▶ **DETTAGLI DEL COMPITO**
Secondo il brano da leggere, in quale mese è stato approvato l'Assestamento di Bilancio? Rispondi in poche parole, per favore.

=== BRANO DA LEGGERE ===

Voto di astensione per alcuni articoli del ddl in giunta regionale

palazzo-regione-basilicata_2“I problemi finanziari dei Comuni, tra i quali il capoluogo, tutti degni di considerazione, avrebbero dovuto ricevere risposta con l’Assestamento di Bilancio che abbiamo approvato in agosto e non alla vigilia di una nuova campagna elettorale che ci trasferisce non poche tensioni specie di carattere campanilistico”. E’ il giudizio del consigliere regionale Antonio Autilio che spiega le ragioni del voto di astensione per alcuni articoli del ddl della Giunta.

=== ESTRATTI DEI DATI ===

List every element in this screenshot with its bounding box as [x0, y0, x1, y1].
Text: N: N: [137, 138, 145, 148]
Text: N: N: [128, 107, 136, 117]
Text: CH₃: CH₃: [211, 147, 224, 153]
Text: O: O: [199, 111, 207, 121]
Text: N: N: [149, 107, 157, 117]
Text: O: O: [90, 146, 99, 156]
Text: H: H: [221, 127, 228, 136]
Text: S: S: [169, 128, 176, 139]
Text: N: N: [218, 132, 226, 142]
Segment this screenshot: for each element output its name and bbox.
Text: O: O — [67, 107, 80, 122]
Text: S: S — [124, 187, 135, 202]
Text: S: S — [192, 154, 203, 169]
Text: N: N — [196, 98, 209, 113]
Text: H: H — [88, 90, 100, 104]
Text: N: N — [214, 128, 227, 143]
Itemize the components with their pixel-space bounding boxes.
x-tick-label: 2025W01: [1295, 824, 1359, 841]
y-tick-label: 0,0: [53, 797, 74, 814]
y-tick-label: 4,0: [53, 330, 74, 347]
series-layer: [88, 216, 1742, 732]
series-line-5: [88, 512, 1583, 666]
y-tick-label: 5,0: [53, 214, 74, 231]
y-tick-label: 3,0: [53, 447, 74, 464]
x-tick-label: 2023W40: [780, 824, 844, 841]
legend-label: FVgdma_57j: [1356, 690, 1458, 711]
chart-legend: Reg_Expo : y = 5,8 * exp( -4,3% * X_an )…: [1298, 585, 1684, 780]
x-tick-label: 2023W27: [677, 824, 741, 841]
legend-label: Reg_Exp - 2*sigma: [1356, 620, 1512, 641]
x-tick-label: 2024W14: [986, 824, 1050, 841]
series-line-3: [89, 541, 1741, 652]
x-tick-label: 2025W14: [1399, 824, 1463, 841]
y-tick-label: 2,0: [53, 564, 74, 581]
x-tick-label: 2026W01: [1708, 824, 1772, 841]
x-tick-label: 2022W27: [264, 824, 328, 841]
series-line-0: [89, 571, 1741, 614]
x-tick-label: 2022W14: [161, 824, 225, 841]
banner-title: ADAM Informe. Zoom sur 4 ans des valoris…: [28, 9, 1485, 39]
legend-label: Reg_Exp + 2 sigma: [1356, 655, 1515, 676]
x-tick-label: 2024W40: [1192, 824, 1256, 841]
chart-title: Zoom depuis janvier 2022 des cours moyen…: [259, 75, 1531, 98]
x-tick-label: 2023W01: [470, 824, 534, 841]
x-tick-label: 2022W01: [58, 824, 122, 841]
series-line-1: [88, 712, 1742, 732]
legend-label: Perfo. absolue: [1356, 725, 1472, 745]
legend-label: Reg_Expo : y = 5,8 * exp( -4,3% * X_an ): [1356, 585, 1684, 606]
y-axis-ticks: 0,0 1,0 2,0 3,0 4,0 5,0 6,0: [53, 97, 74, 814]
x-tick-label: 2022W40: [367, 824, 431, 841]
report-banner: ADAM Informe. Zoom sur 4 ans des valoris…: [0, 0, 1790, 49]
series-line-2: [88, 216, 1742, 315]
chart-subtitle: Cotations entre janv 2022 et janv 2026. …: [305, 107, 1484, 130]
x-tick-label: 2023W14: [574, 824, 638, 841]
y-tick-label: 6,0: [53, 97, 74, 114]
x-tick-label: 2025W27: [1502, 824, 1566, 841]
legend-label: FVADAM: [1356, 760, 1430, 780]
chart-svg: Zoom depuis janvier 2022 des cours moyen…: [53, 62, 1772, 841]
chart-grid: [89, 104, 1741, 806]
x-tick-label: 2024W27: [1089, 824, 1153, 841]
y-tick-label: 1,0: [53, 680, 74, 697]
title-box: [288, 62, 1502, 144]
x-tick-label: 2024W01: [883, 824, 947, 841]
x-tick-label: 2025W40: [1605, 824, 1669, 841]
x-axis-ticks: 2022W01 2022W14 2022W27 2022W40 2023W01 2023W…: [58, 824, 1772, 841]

===

▶ **RISPOSTA ESERCIZIO**
In agosto.